Problem description –
Restate the entries below word for word, omitting nothing.
--- Start of Provided data ---
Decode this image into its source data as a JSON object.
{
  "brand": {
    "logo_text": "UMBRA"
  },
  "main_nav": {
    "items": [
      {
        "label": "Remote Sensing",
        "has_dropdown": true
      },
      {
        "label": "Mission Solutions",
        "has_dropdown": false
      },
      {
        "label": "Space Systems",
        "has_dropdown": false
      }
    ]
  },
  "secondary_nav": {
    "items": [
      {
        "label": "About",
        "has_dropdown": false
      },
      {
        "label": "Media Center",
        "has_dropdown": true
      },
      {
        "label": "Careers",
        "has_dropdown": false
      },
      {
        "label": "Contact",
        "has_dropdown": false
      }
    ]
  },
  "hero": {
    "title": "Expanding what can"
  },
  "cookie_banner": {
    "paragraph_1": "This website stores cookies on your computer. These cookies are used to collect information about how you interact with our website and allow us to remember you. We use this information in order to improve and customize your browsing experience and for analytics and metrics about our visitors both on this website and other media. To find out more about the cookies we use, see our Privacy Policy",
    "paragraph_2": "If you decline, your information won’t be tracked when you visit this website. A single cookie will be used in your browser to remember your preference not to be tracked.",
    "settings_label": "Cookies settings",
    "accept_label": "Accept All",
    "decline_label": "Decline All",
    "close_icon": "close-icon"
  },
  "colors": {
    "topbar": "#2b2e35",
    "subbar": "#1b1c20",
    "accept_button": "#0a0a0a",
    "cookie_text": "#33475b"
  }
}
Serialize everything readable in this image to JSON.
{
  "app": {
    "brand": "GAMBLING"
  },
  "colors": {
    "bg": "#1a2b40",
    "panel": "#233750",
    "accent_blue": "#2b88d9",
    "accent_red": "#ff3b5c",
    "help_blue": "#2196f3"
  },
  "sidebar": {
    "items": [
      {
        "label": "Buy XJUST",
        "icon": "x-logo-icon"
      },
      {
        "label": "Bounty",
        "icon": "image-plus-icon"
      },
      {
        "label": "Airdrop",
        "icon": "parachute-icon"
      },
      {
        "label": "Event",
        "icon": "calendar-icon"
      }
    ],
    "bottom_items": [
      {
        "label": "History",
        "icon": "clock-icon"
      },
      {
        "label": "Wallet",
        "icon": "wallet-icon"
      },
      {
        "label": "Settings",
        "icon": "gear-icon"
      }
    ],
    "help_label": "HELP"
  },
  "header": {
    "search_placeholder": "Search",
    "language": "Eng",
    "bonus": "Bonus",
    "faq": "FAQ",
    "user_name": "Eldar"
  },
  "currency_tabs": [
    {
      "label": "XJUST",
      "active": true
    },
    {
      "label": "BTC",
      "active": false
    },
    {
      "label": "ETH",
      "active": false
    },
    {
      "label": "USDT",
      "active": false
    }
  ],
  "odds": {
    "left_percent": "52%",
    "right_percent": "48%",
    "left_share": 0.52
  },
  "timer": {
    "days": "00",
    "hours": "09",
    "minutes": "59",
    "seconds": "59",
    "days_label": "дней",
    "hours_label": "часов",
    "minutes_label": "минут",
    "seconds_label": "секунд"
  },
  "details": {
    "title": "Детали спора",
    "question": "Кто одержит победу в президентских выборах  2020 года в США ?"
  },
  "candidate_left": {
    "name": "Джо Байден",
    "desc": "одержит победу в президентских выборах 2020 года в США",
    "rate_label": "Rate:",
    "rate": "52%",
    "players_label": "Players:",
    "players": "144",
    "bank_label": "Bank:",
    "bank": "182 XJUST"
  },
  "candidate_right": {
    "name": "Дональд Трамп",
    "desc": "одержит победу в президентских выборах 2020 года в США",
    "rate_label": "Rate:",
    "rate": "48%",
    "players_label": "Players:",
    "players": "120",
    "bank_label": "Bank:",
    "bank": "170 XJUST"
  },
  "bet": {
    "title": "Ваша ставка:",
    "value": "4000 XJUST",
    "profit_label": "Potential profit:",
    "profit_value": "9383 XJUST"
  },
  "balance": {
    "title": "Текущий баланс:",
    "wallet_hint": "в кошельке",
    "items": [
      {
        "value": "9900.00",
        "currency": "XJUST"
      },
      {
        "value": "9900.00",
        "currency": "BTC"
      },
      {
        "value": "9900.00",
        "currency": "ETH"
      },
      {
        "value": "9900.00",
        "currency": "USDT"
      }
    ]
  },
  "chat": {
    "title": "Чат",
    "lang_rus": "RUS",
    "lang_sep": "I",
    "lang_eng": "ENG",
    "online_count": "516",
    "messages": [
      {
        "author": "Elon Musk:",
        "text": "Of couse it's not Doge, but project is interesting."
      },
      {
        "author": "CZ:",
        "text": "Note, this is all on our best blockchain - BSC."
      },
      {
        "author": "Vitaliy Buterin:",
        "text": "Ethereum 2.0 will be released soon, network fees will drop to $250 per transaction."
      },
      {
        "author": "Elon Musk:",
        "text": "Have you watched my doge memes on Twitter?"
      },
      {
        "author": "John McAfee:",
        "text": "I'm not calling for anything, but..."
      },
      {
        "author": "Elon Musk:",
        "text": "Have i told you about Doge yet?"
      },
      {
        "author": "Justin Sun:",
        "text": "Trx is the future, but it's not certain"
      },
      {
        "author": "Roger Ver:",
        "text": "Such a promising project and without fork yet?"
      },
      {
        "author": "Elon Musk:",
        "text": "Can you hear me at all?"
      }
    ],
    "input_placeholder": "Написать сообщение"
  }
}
--- End of Provided data ---
Solution to the exercise –
Decode this image into its source data as a JSON object.
{
  "brand": {
    "logo_text": "UMBRA"
  },
  "main_nav": {
    "items": [
      {
        "label": "Remote Sensing",
        "has_dropdown": true
      },
      {
        "label": "Mission Solutions",
        "has_dropdown": false
      },
      {
        "label": "Space Systems",
        "has_dropdown": false
      }
    ]
  },
  "secondary_nav": {
    "items": [
      {
        "label": "About",
        "has_dropdown": false
      },
      {
        "label": "Media Center",
        "has_dropdown": true
      },
      {
        "label": "Careers",
        "has_dropdown": false
      },
      {
        "label": "Contact",
        "has_dropdown": false
      }
    ]
  },
  "hero": {
    "title": "Expanding what can"
  },
  "cookie_banner": {
    "paragraph_1": "This website stores cookies on your computer. These cookies are used to collect information about how you interact with our website and allow us to remember you. We use this information in order to improve and customize your browsing experience and for analytics and metrics about our visitors both on this website and other media. To find out more about the cookies we use, see our Privacy Policy",
    "paragraph_2": "If you decline, your information won’t be tracked when you visit this website. A single cookie will be used in your browser to remember your preference not to be tracked.",
    "settings_label": "Cookies settings",
    "accept_label": "Accept All",
    "decline_label": "Decline All",
    "close_icon": "close-icon"
  },
  "colors": {
    "topbar": "#2b2e35",
    "subbar": "#1b1c20",
    "accept_button": "#0a0a0a",
    "cookie_text": "#33475b"
  }
}
Serialize everything readable in this image to JSON.
{
  "app": {
    "brand": "GAMBLING"
  },
  "colors": {
    "bg": "#1a2b40",
    "panel": "#233750",
    "accent_blue": "#2b88d9",
    "accent_red": "#ff3b5c",
    "help_blue": "#2196f3"
  },
  "sidebar": {
    "items": [
      {
        "label": "Buy XJUST",
        "icon": "x-logo-icon"
      },
      {
        "label": "Bounty",
        "icon": "image-plus-icon"
      },
      {
        "label": "Airdrop",
        "icon": "parachute-icon"
      },
      {
        "label": "Event",
        "icon": "calendar-icon"
      }
    ],
    "bottom_items": [
      {
        "label": "History",
        "icon": "clock-icon"
      },
      {
        "label": "Wallet",
        "icon": "wallet-icon"
      },
      {
        "label": "Settings",
        "icon": "gear-icon"
      }
    ],
    "help_label": "HELP"
  },
  "header": {
    "search_placeholder": "Search",
    "language": "Eng",
    "bonus": "Bonus",
    "faq": "FAQ",
    "user_name": "Eldar"
  },
  "currency_tabs": [
    {
      "label": "XJUST",
      "active": true
    },
    {
      "label": "BTC",
      "active": false
    },
    {
      "label": "ETH",
      "active": false
    },
    {
      "label": "USDT",
      "active": false
    }
  ],
  "odds": {
    "left_percent": "52%",
    "right_percent": "48%",
    "left_share": 0.52
  },
  "timer": {
    "days": "00",
    "hours": "09",
    "minutes": "59",
    "seconds": "59",
    "days_label": "дней",
    "hours_label": "часов",
    "minutes_label": "минут",
    "seconds_label": "секунд"
  },
  "details": {
    "title": "Детали спора",
    "question": "Кто одержит победу в президентских выборах  2020 года в США ?"
  },
  "candidate_left": {
    "name": "Джо Байден",
    "desc": "одержит победу в президентских выборах 2020 года в США",
    "rate_label": "Rate:",
    "rate": "52%",
    "players_label": "Players:",
    "players": "144",
    "bank_label": "Bank:",
    "bank": "182 XJUST"
  },
  "candidate_right": {
    "name": "Дональд Трамп",
    "desc": "одержит победу в президентских выборах 2020 года в США",
    "rate_label": "Rate:",
    "rate": "48%",
    "players_label": "Players:",
    "players": "120",
    "bank_label": "Bank:",
    "bank": "170 XJUST"
  },
  "bet": {
    "title": "Ваша ставка:",
    "value": "4000 XJUST",
    "profit_label": "Potential profit:",
    "profit_value": "9383 XJUST"
  },
  "balance": {
    "title": "Текущий баланс:",
    "wallet_hint": "в кошельке",
    "items": [
      {
        "value": "9900.00",
        "currency": "XJUST"
      },
      {
        "value": "9900.00",
        "currency": "BTC"
      },
      {
        "value": "9900.00",
        "currency": "ETH"
      },
      {
        "value": "9900.00",
        "currency": "USDT"
      }
    ]
  },
  "chat": {
    "title": "Чат",
    "lang_rus": "RUS",
    "lang_sep": "I",
    "lang_eng": "ENG",
    "online_count": "516",
    "messages": [
      {
        "author": "Elon Musk:",
        "text": "Of couse it's not Doge, but project is interesting."
      },
      {
        "author": "CZ:",
        "text": "Note, this is all on our best blockchain - BSC."
      },
      {
        "author": "Vitaliy Buterin:",
        "text": "Ethereum 2.0 will be released soon, network fees will drop to $250 per transaction."
      },
      {
        "author": "Elon Musk:",
        "text": "Have you watched my doge memes on Twitter?"
      },
      {
        "author": "John McAfee:",
        "text": "I'm not calling for anything, but..."
      },
      {
        "author": "Elon Musk:",
        "text": "Have i told you about Doge yet?"
      },
      {
        "author": "Justin Sun:",
        "text": "Trx is the future, but it's not certain"
      },
      {
        "author": "Roger Ver:",
        "text": "Such a promising project and without fork yet?"
      },
      {
        "author": "Elon Musk:",
        "text": "Can you hear me at all?"
      }
    ],
    "input_placeholder": "Написать сообщение"
  }
}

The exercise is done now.